Task brief: Go through the entries below and collect each line with the string "JSON" in it.

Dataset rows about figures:
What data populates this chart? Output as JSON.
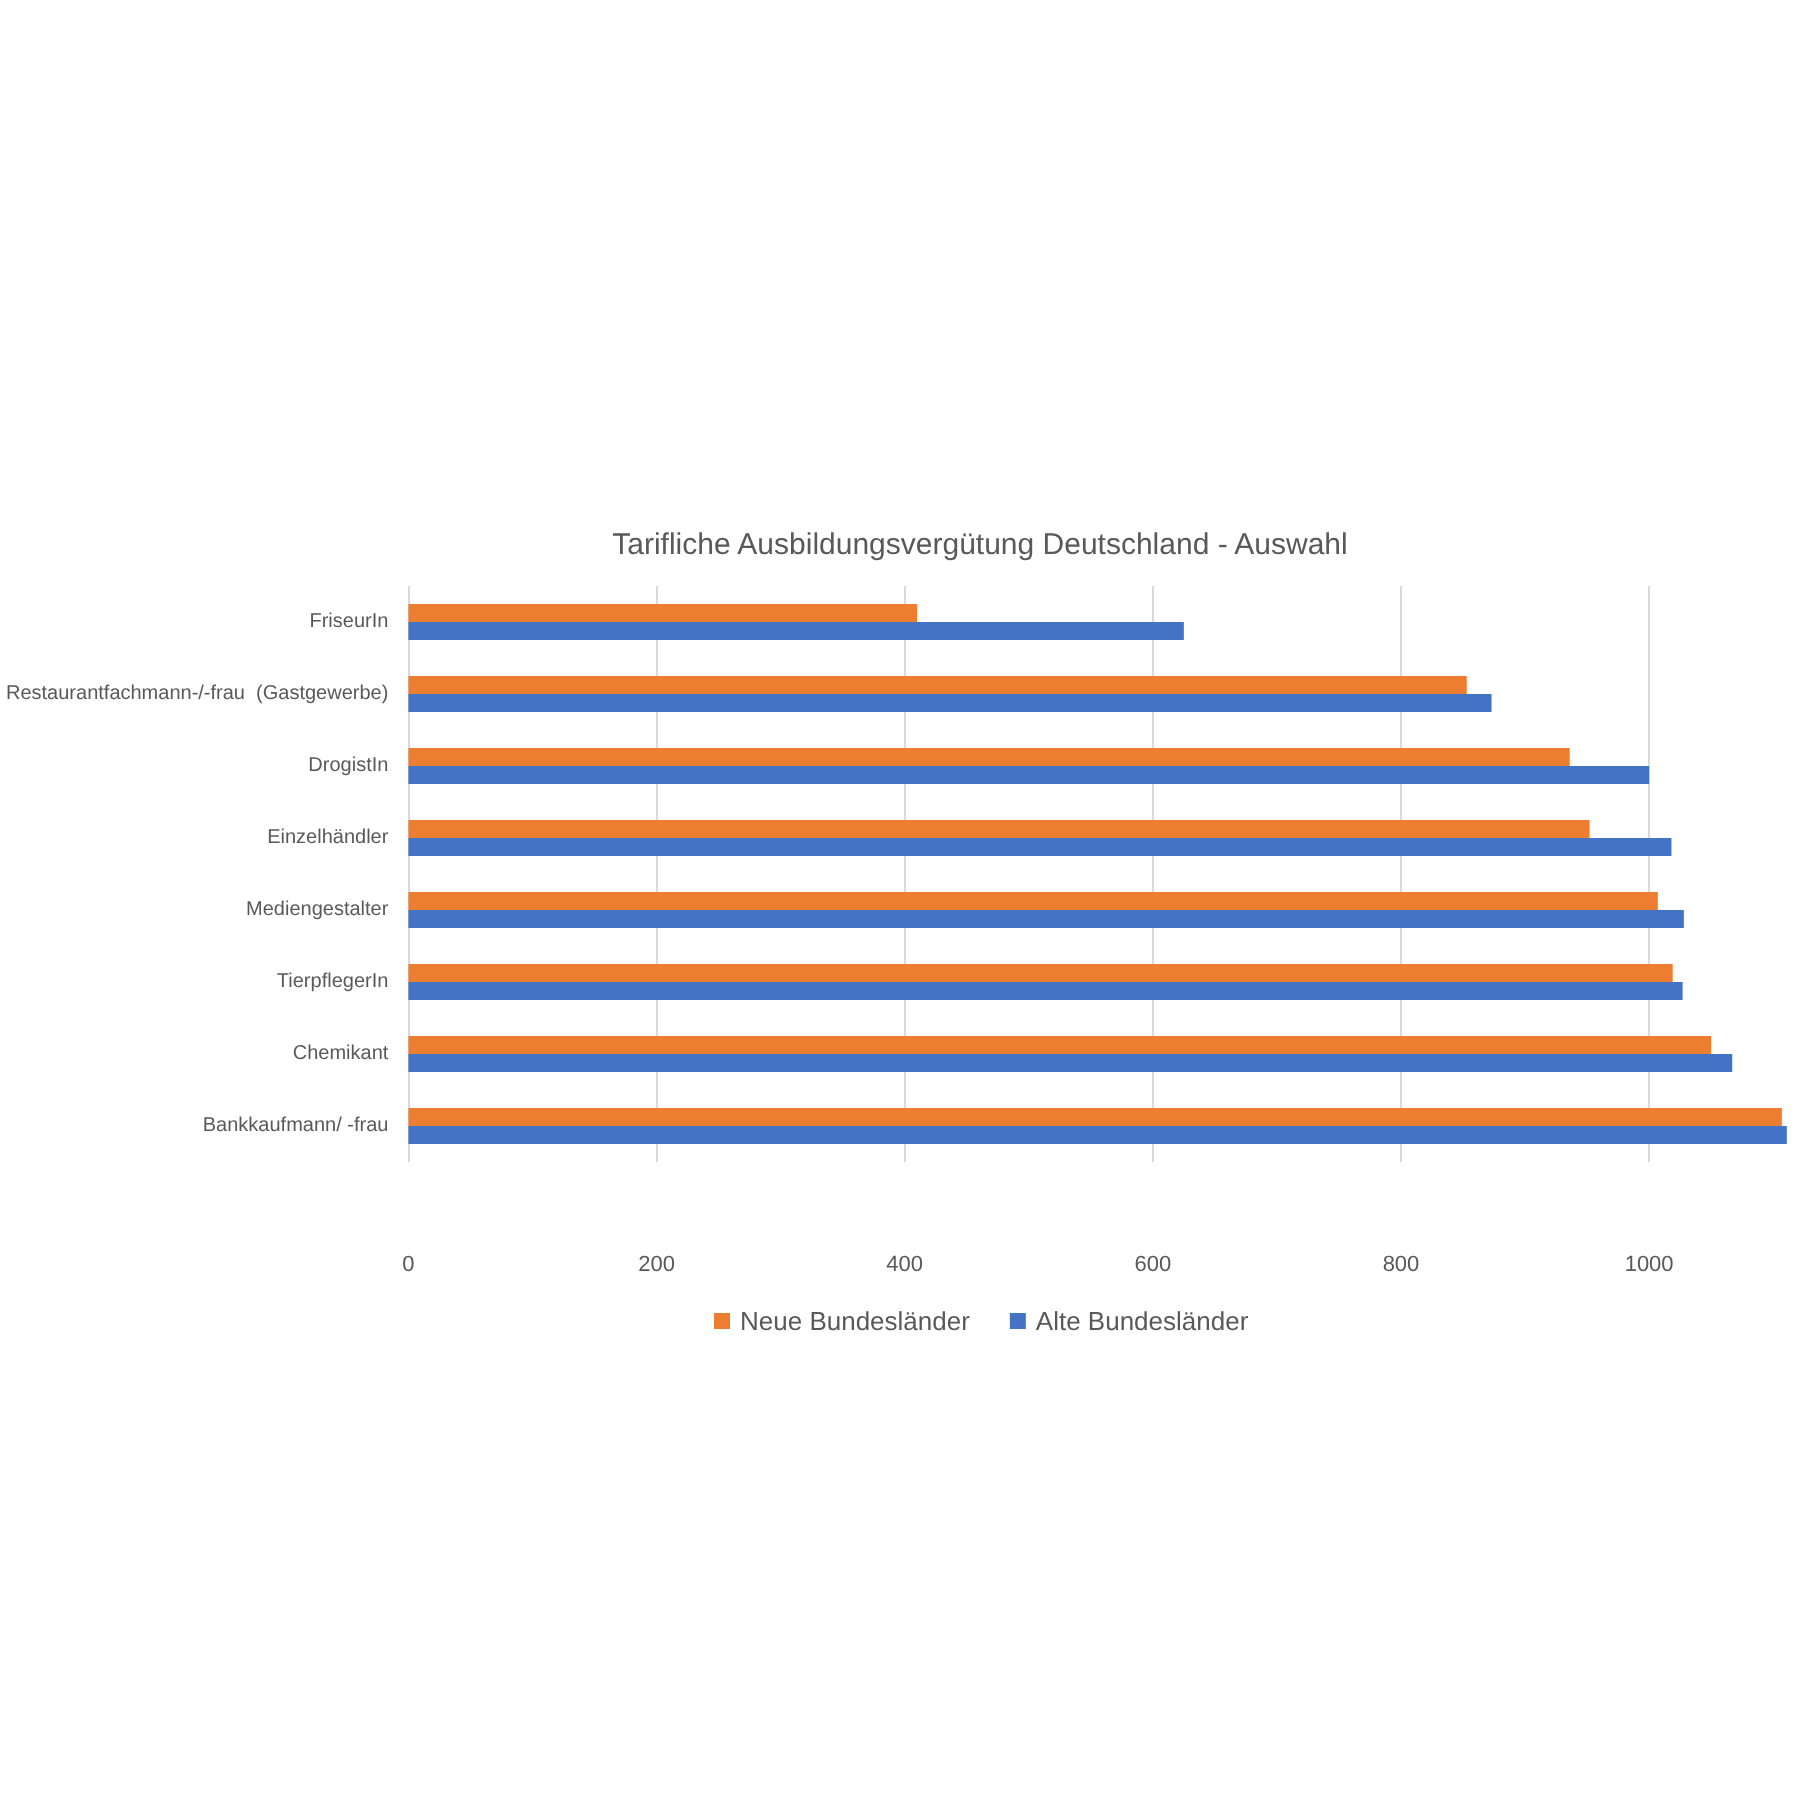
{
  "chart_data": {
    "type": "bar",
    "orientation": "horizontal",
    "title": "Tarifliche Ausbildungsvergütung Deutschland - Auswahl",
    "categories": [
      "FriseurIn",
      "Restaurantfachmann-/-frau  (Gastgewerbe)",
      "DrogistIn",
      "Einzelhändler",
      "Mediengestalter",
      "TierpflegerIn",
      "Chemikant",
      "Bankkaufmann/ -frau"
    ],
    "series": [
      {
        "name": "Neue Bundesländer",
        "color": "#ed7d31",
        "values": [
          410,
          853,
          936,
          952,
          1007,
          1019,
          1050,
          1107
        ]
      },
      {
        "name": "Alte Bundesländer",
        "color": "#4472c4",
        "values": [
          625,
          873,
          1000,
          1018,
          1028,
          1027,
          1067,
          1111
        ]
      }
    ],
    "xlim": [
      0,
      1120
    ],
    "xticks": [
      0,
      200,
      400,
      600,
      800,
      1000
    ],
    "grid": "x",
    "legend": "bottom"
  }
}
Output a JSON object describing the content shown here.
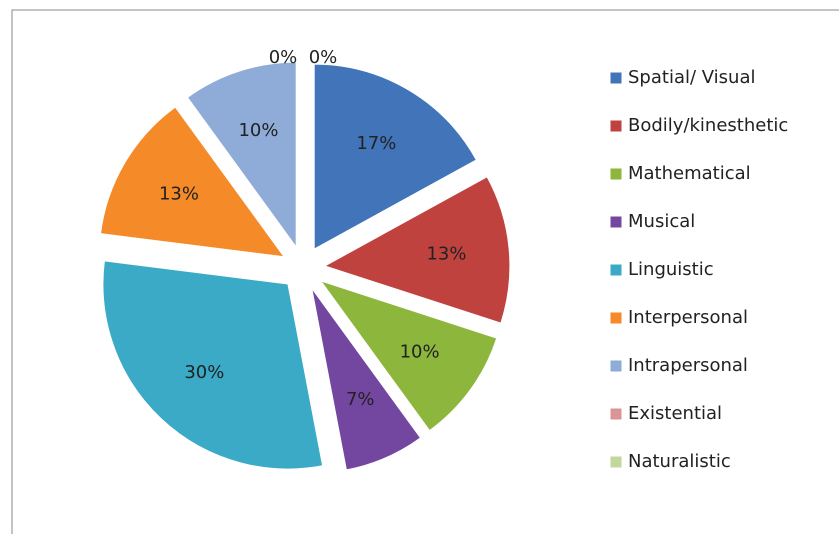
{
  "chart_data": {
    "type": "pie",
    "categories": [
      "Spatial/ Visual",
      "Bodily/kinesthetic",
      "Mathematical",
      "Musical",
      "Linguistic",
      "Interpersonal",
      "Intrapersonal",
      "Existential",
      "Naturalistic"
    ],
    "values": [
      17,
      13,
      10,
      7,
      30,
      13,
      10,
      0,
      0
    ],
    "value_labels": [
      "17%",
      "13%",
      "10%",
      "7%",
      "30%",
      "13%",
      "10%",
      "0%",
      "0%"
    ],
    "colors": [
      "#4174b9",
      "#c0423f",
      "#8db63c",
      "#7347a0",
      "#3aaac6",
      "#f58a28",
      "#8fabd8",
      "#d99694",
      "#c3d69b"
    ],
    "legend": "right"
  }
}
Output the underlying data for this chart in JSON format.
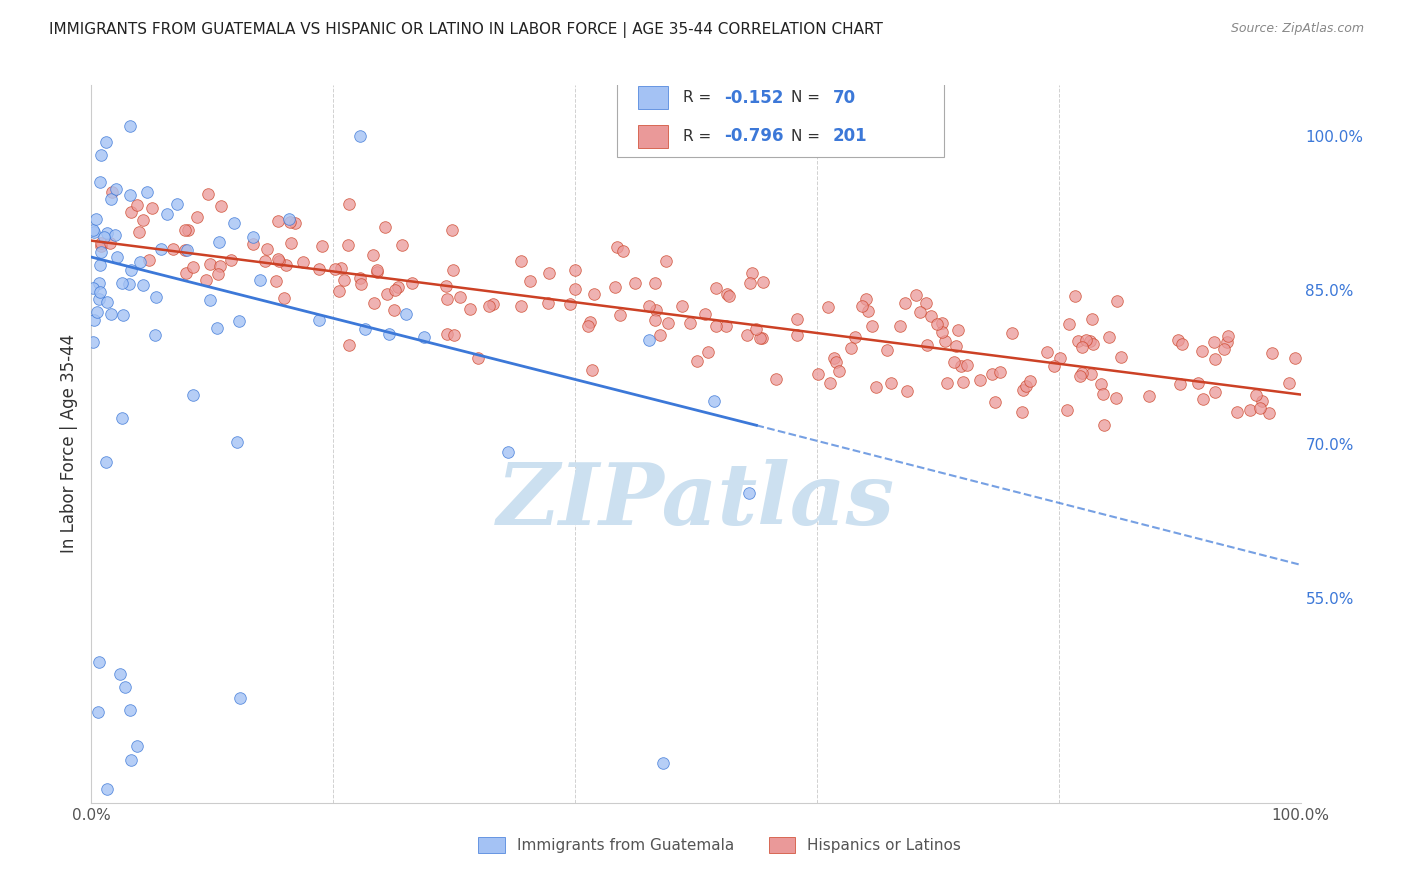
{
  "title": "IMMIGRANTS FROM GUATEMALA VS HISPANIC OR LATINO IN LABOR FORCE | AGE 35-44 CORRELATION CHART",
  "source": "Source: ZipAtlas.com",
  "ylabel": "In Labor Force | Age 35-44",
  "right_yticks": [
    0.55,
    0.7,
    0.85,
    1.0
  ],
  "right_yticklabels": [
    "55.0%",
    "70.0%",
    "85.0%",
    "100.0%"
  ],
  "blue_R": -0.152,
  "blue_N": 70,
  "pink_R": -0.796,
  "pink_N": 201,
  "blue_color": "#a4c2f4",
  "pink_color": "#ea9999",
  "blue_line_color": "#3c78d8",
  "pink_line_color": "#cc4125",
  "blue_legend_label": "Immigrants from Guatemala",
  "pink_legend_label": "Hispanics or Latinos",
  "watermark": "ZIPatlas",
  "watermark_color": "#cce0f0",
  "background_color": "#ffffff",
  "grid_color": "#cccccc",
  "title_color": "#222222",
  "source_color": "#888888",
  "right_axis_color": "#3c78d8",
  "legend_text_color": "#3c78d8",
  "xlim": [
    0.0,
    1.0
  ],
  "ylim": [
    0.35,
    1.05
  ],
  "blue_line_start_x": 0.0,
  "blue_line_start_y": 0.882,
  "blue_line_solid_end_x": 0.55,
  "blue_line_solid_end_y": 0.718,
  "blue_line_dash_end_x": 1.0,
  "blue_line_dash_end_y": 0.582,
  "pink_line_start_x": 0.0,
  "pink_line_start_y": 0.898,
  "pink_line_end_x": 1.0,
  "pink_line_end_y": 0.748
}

Correct result:
What data populates this chart? Output as JSON.
Output a JSON object describing the content shown here.
Output the underlying data for this chart in JSON format.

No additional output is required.